Dataset listings of figures

-------------------------

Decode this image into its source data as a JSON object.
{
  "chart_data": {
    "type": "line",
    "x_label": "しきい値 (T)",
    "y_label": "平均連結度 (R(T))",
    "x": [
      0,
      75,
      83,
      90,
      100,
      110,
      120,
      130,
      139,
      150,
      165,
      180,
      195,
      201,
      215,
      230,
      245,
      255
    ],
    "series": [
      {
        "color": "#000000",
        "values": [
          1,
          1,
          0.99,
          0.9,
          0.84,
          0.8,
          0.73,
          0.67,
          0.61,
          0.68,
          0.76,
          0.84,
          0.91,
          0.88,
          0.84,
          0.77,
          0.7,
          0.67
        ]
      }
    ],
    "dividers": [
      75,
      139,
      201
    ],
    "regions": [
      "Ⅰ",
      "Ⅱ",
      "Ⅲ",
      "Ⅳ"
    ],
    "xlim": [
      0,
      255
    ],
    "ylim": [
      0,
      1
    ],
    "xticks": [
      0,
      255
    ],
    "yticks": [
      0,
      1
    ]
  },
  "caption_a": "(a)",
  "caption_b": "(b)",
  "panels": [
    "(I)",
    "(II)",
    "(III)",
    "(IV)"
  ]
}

-------------------------

• _YOUR GOAL_
Take the entries and copy them out exactly.

• _RESULT BELOW_
Decode this image into its source data as a JSON object.
{
  "chart_data": {
    "type": "line",
    "x_label": "しきい値 (T)",
    "y_label": "平均連結度 (R(T))",
    "x": [
      0,
      75,
      83,
      90,
      100,
      110,
      120,
      130,
      139,
      150,
      165,
      180,
      195,
      201,
      215,
      230,
      245,
      255
    ],
    "series": [
      {
        "color": "#000000",
        "values": [
          1,
          1,
          0.99,
          0.9,
          0.84,
          0.8,
          0.73,
          0.67,
          0.61,
          0.68,
          0.76,
          0.84,
          0.91,
          0.88,
          0.84,
          0.77,
          0.7,
          0.67
        ]
      }
    ],
    "dividers": [
      75,
      139,
      201
    ],
    "regions": [
      "Ⅰ",
      "Ⅱ",
      "Ⅲ",
      "Ⅳ"
    ],
    "xlim": [
      0,
      255
    ],
    "ylim": [
      0,
      1
    ],
    "xticks": [
      0,
      255
    ],
    "yticks": [
      0,
      1
    ]
  },
  "caption_a": "(a)",
  "caption_b": "(b)",
  "panels": [
    "(I)",
    "(II)",
    "(III)",
    "(IV)"
  ]
}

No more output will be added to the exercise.